* [WHAT IS EXPECTED] Note how many lines hold the string "this" and give that number without any other words.

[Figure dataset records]
————————
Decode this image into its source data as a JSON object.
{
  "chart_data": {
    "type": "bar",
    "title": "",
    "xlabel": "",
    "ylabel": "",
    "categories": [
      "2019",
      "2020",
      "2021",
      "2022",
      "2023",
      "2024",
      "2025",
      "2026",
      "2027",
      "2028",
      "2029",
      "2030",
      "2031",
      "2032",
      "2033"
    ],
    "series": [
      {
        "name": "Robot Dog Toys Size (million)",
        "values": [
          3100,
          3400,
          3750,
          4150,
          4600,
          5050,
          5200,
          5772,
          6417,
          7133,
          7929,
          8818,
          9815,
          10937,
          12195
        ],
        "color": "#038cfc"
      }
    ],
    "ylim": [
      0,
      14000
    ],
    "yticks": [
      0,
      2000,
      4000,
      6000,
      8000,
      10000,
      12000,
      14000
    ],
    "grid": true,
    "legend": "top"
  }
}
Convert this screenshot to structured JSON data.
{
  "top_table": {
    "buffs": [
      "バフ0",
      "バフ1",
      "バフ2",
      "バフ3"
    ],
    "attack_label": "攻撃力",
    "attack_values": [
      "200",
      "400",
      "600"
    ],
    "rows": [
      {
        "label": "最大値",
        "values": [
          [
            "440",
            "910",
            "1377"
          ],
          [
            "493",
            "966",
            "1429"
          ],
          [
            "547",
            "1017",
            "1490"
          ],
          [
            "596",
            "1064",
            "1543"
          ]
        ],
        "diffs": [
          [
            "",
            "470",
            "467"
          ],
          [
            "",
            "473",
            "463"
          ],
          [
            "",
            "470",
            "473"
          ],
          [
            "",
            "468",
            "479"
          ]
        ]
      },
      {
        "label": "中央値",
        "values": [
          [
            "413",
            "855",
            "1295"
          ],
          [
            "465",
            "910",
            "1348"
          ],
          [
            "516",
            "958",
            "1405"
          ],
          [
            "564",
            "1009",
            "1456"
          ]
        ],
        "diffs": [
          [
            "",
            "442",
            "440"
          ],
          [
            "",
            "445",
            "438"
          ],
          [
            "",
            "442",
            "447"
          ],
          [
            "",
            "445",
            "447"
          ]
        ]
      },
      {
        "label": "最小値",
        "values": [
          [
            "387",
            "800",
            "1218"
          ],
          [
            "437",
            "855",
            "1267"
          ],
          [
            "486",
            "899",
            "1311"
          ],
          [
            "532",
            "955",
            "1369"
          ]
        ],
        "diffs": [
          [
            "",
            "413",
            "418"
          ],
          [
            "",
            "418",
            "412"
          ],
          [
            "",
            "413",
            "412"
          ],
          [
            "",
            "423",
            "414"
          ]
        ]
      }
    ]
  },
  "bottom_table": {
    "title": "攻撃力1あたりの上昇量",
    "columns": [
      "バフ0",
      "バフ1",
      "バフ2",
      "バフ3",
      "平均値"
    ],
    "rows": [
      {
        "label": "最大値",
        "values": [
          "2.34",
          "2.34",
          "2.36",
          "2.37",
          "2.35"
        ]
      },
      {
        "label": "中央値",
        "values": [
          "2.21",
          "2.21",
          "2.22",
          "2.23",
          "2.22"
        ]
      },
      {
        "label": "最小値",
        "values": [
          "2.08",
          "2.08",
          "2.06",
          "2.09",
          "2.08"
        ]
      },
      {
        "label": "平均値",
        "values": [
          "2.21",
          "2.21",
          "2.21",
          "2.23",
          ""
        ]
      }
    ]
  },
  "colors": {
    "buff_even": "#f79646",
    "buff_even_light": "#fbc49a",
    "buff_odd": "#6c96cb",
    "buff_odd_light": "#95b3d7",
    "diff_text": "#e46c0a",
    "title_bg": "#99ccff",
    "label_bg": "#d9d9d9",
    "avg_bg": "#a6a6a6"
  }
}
————————
* [ANSWER TO THE PROBLEM] 2